The task
With the pictures omitted, write out the entries that follow exactly as they stand.

[Collected data]
• • •
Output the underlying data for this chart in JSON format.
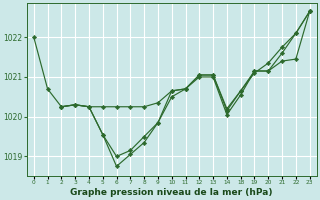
{
  "bg_color": "#cce8e8",
  "grid_color": "#ffffff",
  "line_color": "#2d6a2d",
  "marker_color": "#2d6a2d",
  "xlabel": "Graphe pression niveau de la mer (hPa)",
  "xlabel_color": "#1a4a1a",
  "ylim": [
    1018.5,
    1022.85
  ],
  "yticks": [
    1019,
    1020,
    1021,
    1022
  ],
  "tick_labels": [
    "0",
    "1",
    "2",
    "3",
    "4",
    "5",
    "6",
    "7",
    "8",
    "9",
    "10",
    "11",
    "12",
    "13",
    "14",
    "18",
    "19",
    "20",
    "21",
    "22",
    "23"
  ],
  "series": [
    {
      "xi": [
        0,
        1,
        2,
        3,
        4,
        5,
        6,
        7,
        8,
        9,
        10,
        11,
        12,
        13,
        14,
        15,
        16,
        17,
        18,
        19,
        20
      ],
      "y": [
        1022.0,
        1020.7,
        1020.25,
        1020.3,
        1020.25,
        1020.25,
        1020.25,
        1020.25,
        1020.25,
        1020.35,
        1020.65,
        1020.7,
        1021.05,
        1021.05,
        1020.2,
        1020.65,
        1021.1,
        1021.35,
        1021.75,
        1022.1,
        1022.65
      ]
    },
    {
      "xi": [
        2,
        3,
        4,
        5,
        6,
        7,
        8,
        9,
        10,
        11,
        12,
        13,
        14,
        15,
        16,
        17,
        18,
        19,
        20
      ],
      "y": [
        1020.25,
        1020.3,
        1020.25,
        1019.55,
        1019.0,
        1019.15,
        1019.5,
        1019.85,
        1020.65,
        1020.7,
        1021.05,
        1021.05,
        1020.15,
        1020.65,
        1021.15,
        1021.15,
        1021.6,
        1022.1,
        1022.65
      ]
    },
    {
      "xi": [
        2,
        3,
        4,
        5,
        6,
        7,
        8,
        9,
        10,
        11,
        12,
        13,
        14,
        15,
        16,
        17,
        18,
        19,
        20
      ],
      "y": [
        1020.25,
        1020.3,
        1020.25,
        1019.55,
        1018.75,
        1019.05,
        1019.35,
        1019.85,
        1020.5,
        1020.7,
        1021.0,
        1021.0,
        1020.05,
        1020.55,
        1021.15,
        1021.15,
        1021.4,
        1021.45,
        1022.65
      ]
    }
  ]
}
• • •
Finished answer
Output the underlying data for this chart in JSON format.
{
  "bg_color": "#cce8e8",
  "grid_color": "#ffffff",
  "line_color": "#2d6a2d",
  "marker_color": "#2d6a2d",
  "xlabel": "Graphe pression niveau de la mer (hPa)",
  "xlabel_color": "#1a4a1a",
  "ylim": [
    1018.5,
    1022.85
  ],
  "yticks": [
    1019,
    1020,
    1021,
    1022
  ],
  "tick_labels": [
    "0",
    "1",
    "2",
    "3",
    "4",
    "5",
    "6",
    "7",
    "8",
    "9",
    "10",
    "11",
    "12",
    "13",
    "14",
    "18",
    "19",
    "20",
    "21",
    "22",
    "23"
  ],
  "series": [
    {
      "xi": [
        0,
        1,
        2,
        3,
        4,
        5,
        6,
        7,
        8,
        9,
        10,
        11,
        12,
        13,
        14,
        15,
        16,
        17,
        18,
        19,
        20
      ],
      "y": [
        1022.0,
        1020.7,
        1020.25,
        1020.3,
        1020.25,
        1020.25,
        1020.25,
        1020.25,
        1020.25,
        1020.35,
        1020.65,
        1020.7,
        1021.05,
        1021.05,
        1020.2,
        1020.65,
        1021.1,
        1021.35,
        1021.75,
        1022.1,
        1022.65
      ]
    },
    {
      "xi": [
        2,
        3,
        4,
        5,
        6,
        7,
        8,
        9,
        10,
        11,
        12,
        13,
        14,
        15,
        16,
        17,
        18,
        19,
        20
      ],
      "y": [
        1020.25,
        1020.3,
        1020.25,
        1019.55,
        1019.0,
        1019.15,
        1019.5,
        1019.85,
        1020.65,
        1020.7,
        1021.05,
        1021.05,
        1020.15,
        1020.65,
        1021.15,
        1021.15,
        1021.6,
        1022.1,
        1022.65
      ]
    },
    {
      "xi": [
        2,
        3,
        4,
        5,
        6,
        7,
        8,
        9,
        10,
        11,
        12,
        13,
        14,
        15,
        16,
        17,
        18,
        19,
        20
      ],
      "y": [
        1020.25,
        1020.3,
        1020.25,
        1019.55,
        1018.75,
        1019.05,
        1019.35,
        1019.85,
        1020.5,
        1020.7,
        1021.0,
        1021.0,
        1020.05,
        1020.55,
        1021.15,
        1021.15,
        1021.4,
        1021.45,
        1022.65
      ]
    }
  ]
}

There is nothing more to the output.